- **Task requirements**: Find the lines with the string "subtitle" and return them.

- **Entries supplied**:
·····

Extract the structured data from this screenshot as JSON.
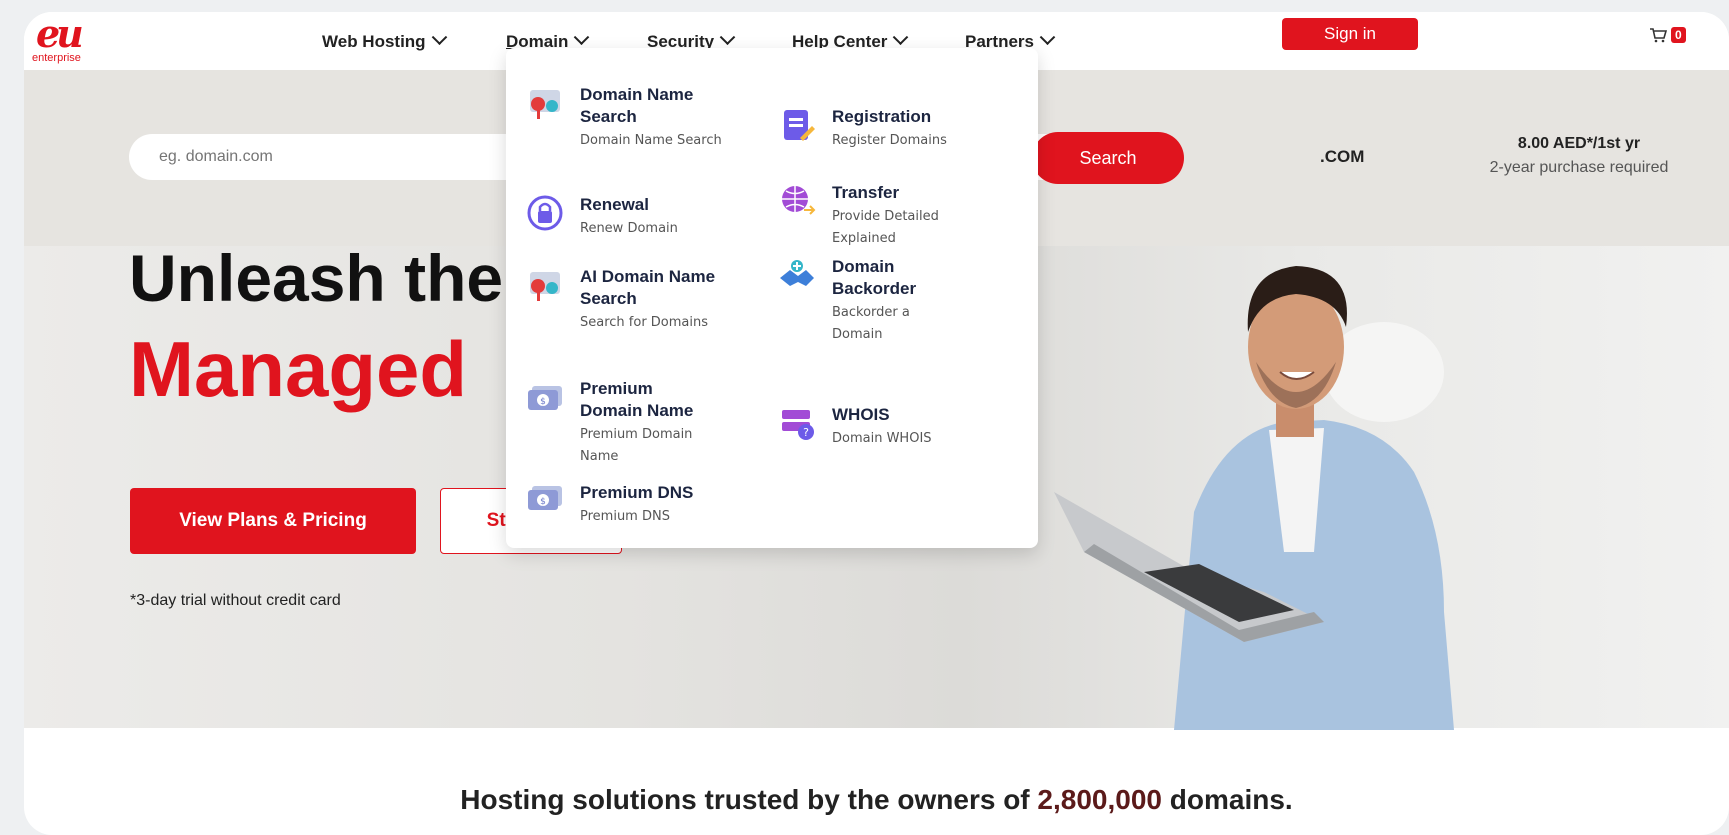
{
  "brand": {
    "logo_mark": "eu",
    "logo_text": "enterprise"
  },
  "nav": {
    "items": [
      {
        "label": "Web Hosting"
      },
      {
        "label": "Domain"
      },
      {
        "label": "Security"
      },
      {
        "label": "Help Center"
      },
      {
        "label": "Partners"
      }
    ],
    "active": "Domain",
    "signin": "Sign in",
    "cart_count": "0"
  },
  "search": {
    "placeholder": "eg. domain.com",
    "button": "Search",
    "tld": ".COM",
    "price": "8.00 AED*/1st yr",
    "price_note": "2-year purchase required"
  },
  "hero": {
    "title_line1": "Unleash the",
    "title_line2": "Managed",
    "btn_plans": "View Plans & Pricing",
    "btn_free": "Start Free",
    "trial_note": "*3-day trial without credit card"
  },
  "dropdown": {
    "items": [
      {
        "title": "Domain Name Search",
        "subtitle": "Domain Name Search",
        "icon": "domain-search-icon"
      },
      {
        "title": "Registration",
        "subtitle": "Register Domains",
        "icon": "registration-icon"
      },
      {
        "title": "Renewal",
        "subtitle": "Renew Domain",
        "icon": "renewal-lock-icon"
      },
      {
        "title": "Transfer",
        "subtitle": "Provide Detailed Explained",
        "icon": "transfer-globe-icon"
      },
      {
        "title": "AI Domain Name Search",
        "subtitle": "Search for Domains",
        "icon": "ai-domain-search-icon"
      },
      {
        "title": "Domain Backorder",
        "subtitle": "Backorder a Domain",
        "icon": "backorder-handshake-icon"
      },
      {
        "title": "Premium Domain Name",
        "subtitle": "Premium Domain Name",
        "icon": "premium-domain-icon"
      },
      {
        "title": "WHOIS",
        "subtitle": "Domain WHOIS",
        "icon": "whois-server-icon"
      },
      {
        "title": "Premium DNS",
        "subtitle": "Premium DNS",
        "icon": "premium-dns-icon"
      }
    ]
  },
  "trusted": {
    "prefix": "Hosting solutions trusted by the owners of ",
    "number": "2,800,000",
    "suffix": " domains."
  },
  "colors": {
    "brand_red": "#e0141e",
    "navy_text": "#1c2540"
  }
}
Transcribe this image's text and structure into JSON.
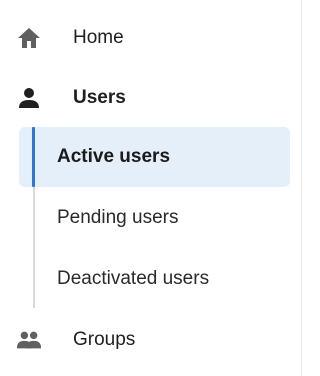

·····

- **Solution to this exercise**:
        "subtitle": "Domain Name Search",
        "subtitle": "Register Domains",
        "subtitle": "Renew Domain",
        "subtitle": "Provide Detailed Explained",
        "subtitle": "Search for Domains",
        "subtitle": "Backorder a Domain",
        "subtitle": "Premium Domain Name",
        "subtitle": "Domain WHOIS",
        "subtitle": "Premium DNS",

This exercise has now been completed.